> [Problems]:
- a) Sum up the piece on John Adams's political philosophy in two sentences.
- b) Carry on the piece on John Adams's political philosophy, picking up right after its last sentence.

> [Excerpt]:

** BEGIN **

Reading Length: 10 Minutes
Key words: Political Theory, History, China, Founding Fathers
John Adams was an American statesman who served as the first Vice President under Washington and the second President. A lawyer, Adams served as a diplomat during the Revolutionary War. He was an activist for the then-novel concepts of the right to counsel and the presumption of innocence. Although a staunch patriot, he defended the British soldiers in court involved in the Boston Massacre. Adams was one of the only early American Presidents that was not a slaveowner.
Less well-known is the political philosophy of Adams. After retiring from political life, Adams tended his farm through old-age and rekindled his friendship with Jefferson, sending a series of letters that included philosophical reflections on their respective political theories.
When Adams’ political philosophy is brought up, he is derided as a monarchist or royalist. It is often believed that Adams wanted to establish an American nobility through titles and other gestures. On deeper inspection, however, the political philosophy of John Adams is a nuanced and prescient perception of the problems that would arise in American political life.1
Natural and Unnatural Aristocracy
Contrary to popular wisdom, Adams did not advocate for a nobility in America. In a letter to Jefferson, he insists:
I will forfeit my life if you can find one sentiment…which, by fair construction, can favor the introduction of hereditary monarchy or aristocracy into America.2
Aristocracy, in its original greek aristoi, literally means rule by the best. It is hard to see why this would be a bad thing, compared to rule by the worst, and the term generally had positive connotations for ancient Greeks.

** END **

(Data extracted from a collection)

** BEGIN **

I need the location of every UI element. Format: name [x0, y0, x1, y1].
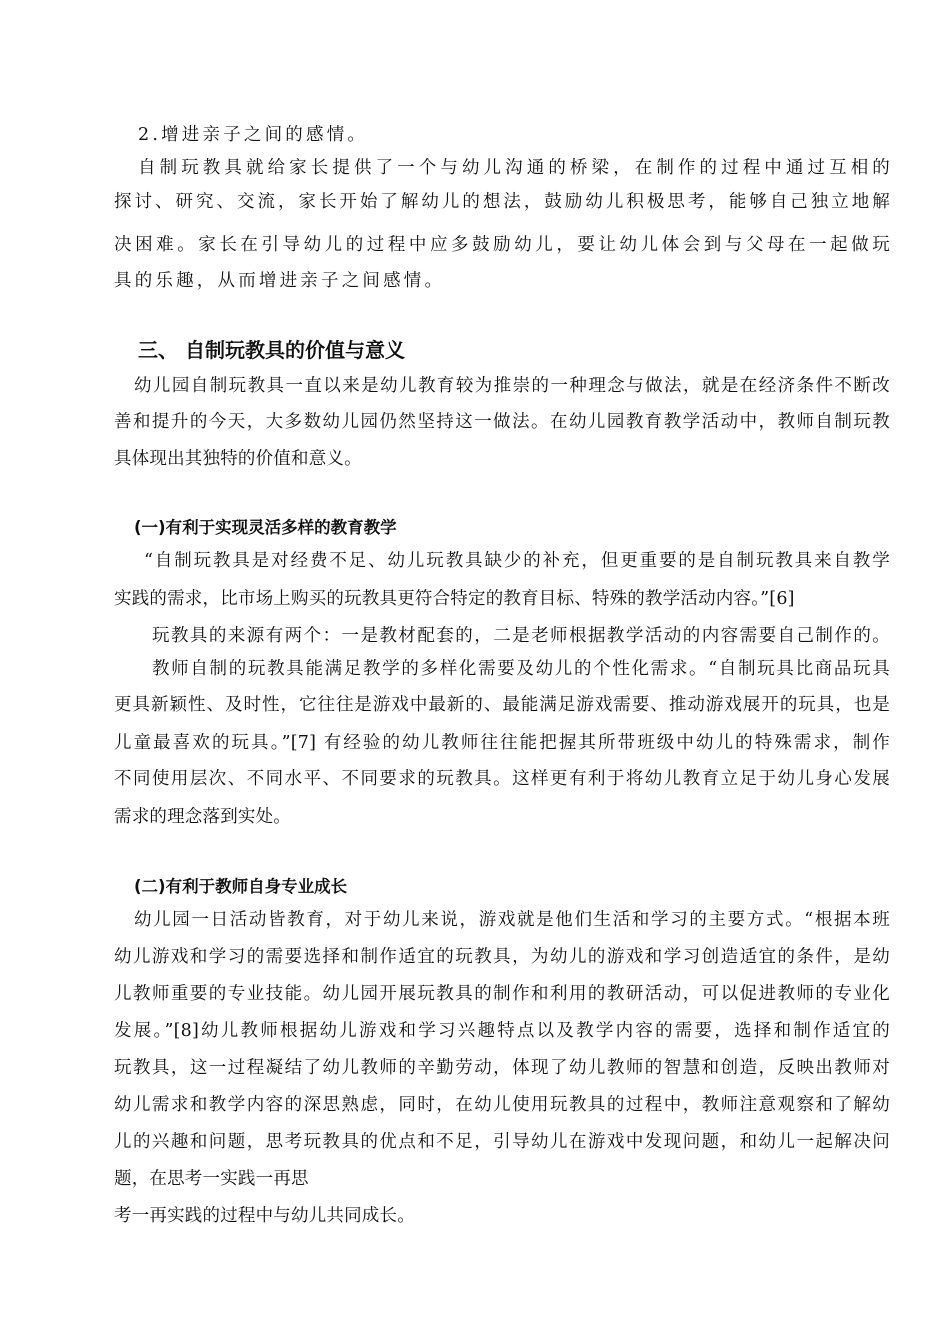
paragraph-line: 不同使用层次、不同水平、不同要求的玩教具。这样更有利于将幼儿教育立足于幼儿身心发展	[114, 769, 890, 789]
subsection-heading: (二)有利于教师自身专业成长	[134, 877, 348, 896]
paragraph-line: 题，在思考一实践一再思	[114, 1169, 309, 1189]
paragraph-line: 幼儿需求和教学内容的深思熟虑，同时，在幼儿使用玩教具的过程中，教师注意观察和了解幼	[114, 1095, 890, 1115]
paragraph-line: 决困难。家长在引导幼儿的过程中应多鼓励幼儿，要让幼儿体会到与父母在一起做玩	[114, 235, 890, 255]
paragraph-line: 探讨、研究、交流，家长开始了解幼儿的想法，鼓励幼儿积极思考，能够自己独立地解	[114, 192, 890, 212]
paragraph-line: 需求的理念落到实处。	[114, 807, 291, 827]
subsection-heading: (一)有利于实现灵活多样的教育教学	[134, 518, 397, 537]
paragraph-line: 幼儿游戏和学习的需要选择和制作适宜的玩教具，为幼儿的游戏和学习创造适宜的条件，是幼	[114, 947, 890, 967]
paragraph-line: 儿的兴趣和问题，思考玩教具的优点和不足，引导幼儿在游戏中发现问题，和幼儿一起解决问	[114, 1132, 890, 1152]
paragraph-line: 更具新颖性、及时性，它往往是游戏中最新的、最能满足游戏需要、推动游戏展开的玩具，也是	[114, 695, 890, 715]
paragraph-line: 玩教具，这一过程凝结了幼儿教师的辛勤劳动，体现了幼儿教师的智慧和创造，反映出教师对	[114, 1058, 890, 1078]
paragraph-line: 教师自制的玩教具能满足教学的多样化需要及幼儿的个性化需求。“自制玩具比商品玩具	[152, 659, 890, 679]
paragraph-line: 具体现出其独特的价值和意义。	[114, 449, 362, 469]
paragraph-line: 发展。”[8]幼儿教师根据幼儿游戏和学习兴趣特点以及教学内容的需要，选择和制作适宜的	[114, 1021, 890, 1041]
item-title: 2.增进亲子之间的感情。	[138, 125, 369, 145]
paragraph-line: 儿童最喜欢的玩具。”[7] 有经验的幼儿教师往往能把握其所带班级中幼儿的特殊需求，制作	[114, 733, 890, 753]
paragraph-line: 自制玩教具就给家长提供了一个与幼儿沟通的桥梁，在制作的过程中通过互相的	[138, 158, 890, 178]
paragraph-line: 幼儿园一日活动皆教育，对于幼儿来说，游戏就是他们生活和学习的主要方式。“根据本班	[134, 910, 890, 930]
section-heading: 三、 自制玩教具的价值与意义	[138, 338, 405, 362]
paragraph-line: 玩教具的来源有两个：一是教材配套的，二是老师根据教学活动的内容需要自己制作的。	[152, 626, 890, 646]
paragraph-line: “自制玩教具是对经费不足、幼儿玩教具缺少的补充，但更重要的是自制玩教具来自教学	[144, 551, 890, 571]
paragraph-line: 考一再实践的过程中与幼儿共同成长。	[114, 1206, 415, 1226]
paragraph-line: 具的乐趣，从而增进亲子之间感情。	[114, 271, 446, 291]
paragraph-line: 幼儿园自制玩教具一直以来是幼儿教育较为推崇的一种理念与做法，就是在经济条件不断改	[134, 376, 890, 396]
paragraph-line: 善和提升的今天，大多数幼儿园仍然坚持这一做法。在幼儿园教育教学活动中，教师自制玩教	[114, 412, 890, 432]
paragraph-line: 儿教师重要的专业技能。幼儿园开展玩教具的制作和利用的教研活动，可以促进教师的专业化	[114, 984, 890, 1004]
paragraph-line: 实践的需求，比市场上购买的玩教具更符合特定的教育目标、特殊的教学活动内容。”[6]	[114, 589, 795, 609]
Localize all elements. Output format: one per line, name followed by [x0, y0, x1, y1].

** END **

> [Responses]:
- a) John Adams, a lawyer and wartime diplomat who became the first Vice President and the second President, championed the right to counsel and the presumption of innocence, and he was one of the only early Presidents who did not own slaves. Though often dismissed as a monarchist who wanted an American nobility, he denied favoring any hereditary monarchy or aristocracy, and his political thought is described as a nuanced and prescient reading of problems in American political life, starting from the Greek sense of aristocracy as rule by the best.

- b)
By the time of the Enlightenment, however, the term aristocracy had become closely associated with a corrupt and incompetent nobility. Thomas Paine, in his Rights of Man, puns:
This is the general character of aristocracy, or what are called Nobles or Nobility, or rather No-Ability, in all countries.
The new Americans found themselves in power with barely any vestige of a noble class, so they sought to reclaim the concept of aristoi.
Jefferson created a contrast between the aristoi and the pseudo-aristoi. The natural aristocracy were those naturally endowed with exceptional intelligence and ability, while the pseudo-aristocracy were those who only got their power and station in like through hereditary means. This ideal for meritocracy motivated the impulse for public education and popular elections from the founding fathers. Jefferson believed that elections would lead to the:
…separation of of the aristoi from the pseudo-aristoi, of the wheat from the chaff.
The Corruptibility of the Public
Adams, on the other hand, was not so optimistic about the potential for meritocracy. Rather than promoting the wisest and most virtuous, Adam believed that society would continue to extoll the well-spoken, well-born, and well-to-do. Adams believed the historical record of civilizations from ancient times through modernity displayed this persistent and pernicious stubbornness of a pseudo-aristocracy to remain in power, even in the supposedly free land of America:
Go into every village in New England and you will find that the office of justice of the peace, and even the place of representative, which has ever depended on the freest election of the people, have generally descended from generation to generation, in three or four families at most.
Jefferson presupposed that in a democratic society the most talented would rise to the top, but Adams flips the logic on its head. For Adams, a natural aristocrat is simply any individual who has the means to gain an outsized influence in society, and he argues that it is exactly the wealthy and well-born that are best in this position:
The five pillars of aristocracy are beauty, wealth, birth, genius, and virtue. Any one of the first three can, at any time, overbear any one or both of the two last.
It is this obstinacy of an aristocratic class to cling to power that drove Adams’ political theory. If free elections were not enough to prevent an aristocracy, there would be a need for institutional safeguards to protect the common people from such a class.
This is the justification for Adams’ proposals, proposals which he ironically is labeled as a monarchist for defending. A strong executive power elected by the common vote could keep an aristocratic Senate in line, a House of Lords could curtail the ambitions of the aristocracy by consigning their power to a specific house of Congress, titles of honor could channel the aristocrats’ lust for power towards the public good instead of amassing more power and wealth.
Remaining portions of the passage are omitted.